AIM: Every entry below must be repeated exactly; skip the pictures.

DATA SHOWN:

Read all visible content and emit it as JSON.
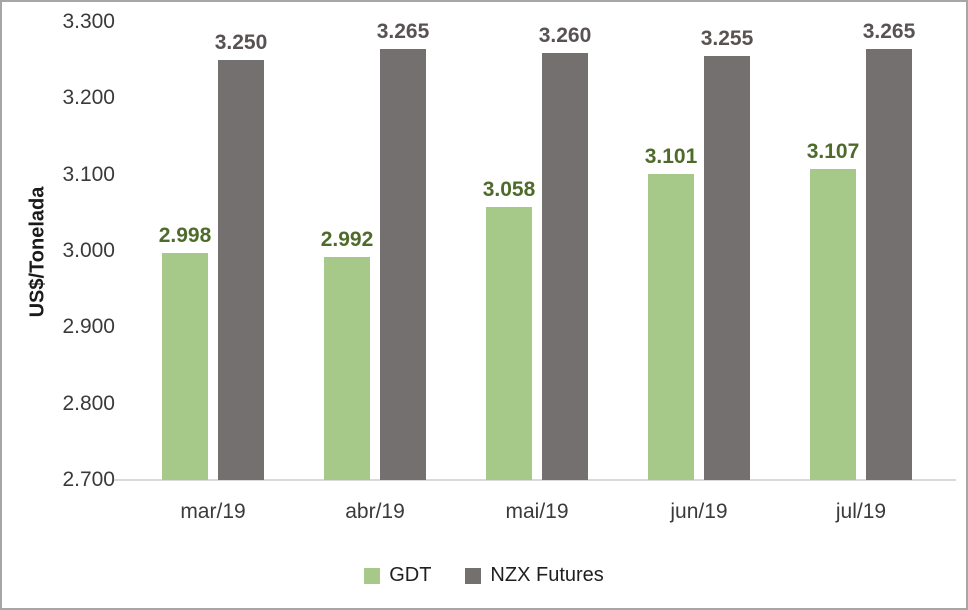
{
  "chart_data": {
    "type": "bar",
    "title": "",
    "ylabel": "US$/Tonelada",
    "xlabel": "",
    "categories": [
      "mar/19",
      "abr/19",
      "mai/19",
      "jun/19",
      "jul/19"
    ],
    "series": [
      {
        "name": "GDT",
        "color": "#a6c98a",
        "label_color": "#4f6b2c",
        "values": [
          2998,
          2992,
          3058,
          3101,
          3107
        ],
        "labels": [
          "2.998",
          "2.992",
          "3.058",
          "3.101",
          "3.107"
        ]
      },
      {
        "name": "NZX Futures",
        "color": "#757070",
        "label_color": "#595252",
        "values": [
          3250,
          3265,
          3260,
          3255,
          3265
        ],
        "labels": [
          "3.250",
          "3.265",
          "3.260",
          "3.255",
          "3.265"
        ]
      }
    ],
    "ylim": [
      2700,
      3300
    ],
    "yticks": {
      "values": [
        2700,
        2800,
        2900,
        3000,
        3100,
        3200,
        3300
      ],
      "labels": [
        "2.700",
        "2.800",
        "2.900",
        "3.000",
        "3.100",
        "3.200",
        "3.300"
      ]
    },
    "grid": false,
    "legend_position": "bottom"
  },
  "colors": {
    "background": "#ffffff",
    "frame_border": "#a6a6a6",
    "axis_line": "#d9d9d9",
    "tick_text": "#3a3a3a",
    "axis_title_text": "#1a1a1a",
    "legend_text": "#1f1f1f"
  }
}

SOLUTION FOR THIS TASK:
Read all visible content and emit it as JSON.
{
  "chart_data": {
    "type": "bar",
    "title": "",
    "ylabel": "US$/Tonelada",
    "xlabel": "",
    "categories": [
      "mar/19",
      "abr/19",
      "mai/19",
      "jun/19",
      "jul/19"
    ],
    "series": [
      {
        "name": "GDT",
        "color": "#a6c98a",
        "label_color": "#4f6b2c",
        "values": [
          2998,
          2992,
          3058,
          3101,
          3107
        ],
        "labels": [
          "2.998",
          "2.992",
          "3.058",
          "3.101",
          "3.107"
        ]
      },
      {
        "name": "NZX Futures",
        "color": "#757070",
        "label_color": "#595252",
        "values": [
          3250,
          3265,
          3260,
          3255,
          3265
        ],
        "labels": [
          "3.250",
          "3.265",
          "3.260",
          "3.255",
          "3.265"
        ]
      }
    ],
    "ylim": [
      2700,
      3300
    ],
    "yticks": {
      "values": [
        2700,
        2800,
        2900,
        3000,
        3100,
        3200,
        3300
      ],
      "labels": [
        "2.700",
        "2.800",
        "2.900",
        "3.000",
        "3.100",
        "3.200",
        "3.300"
      ]
    },
    "grid": false,
    "legend_position": "bottom"
  },
  "colors": {
    "background": "#ffffff",
    "frame_border": "#a6a6a6",
    "axis_line": "#d9d9d9",
    "tick_text": "#3a3a3a",
    "axis_title_text": "#1a1a1a",
    "legend_text": "#1f1f1f"
  }
}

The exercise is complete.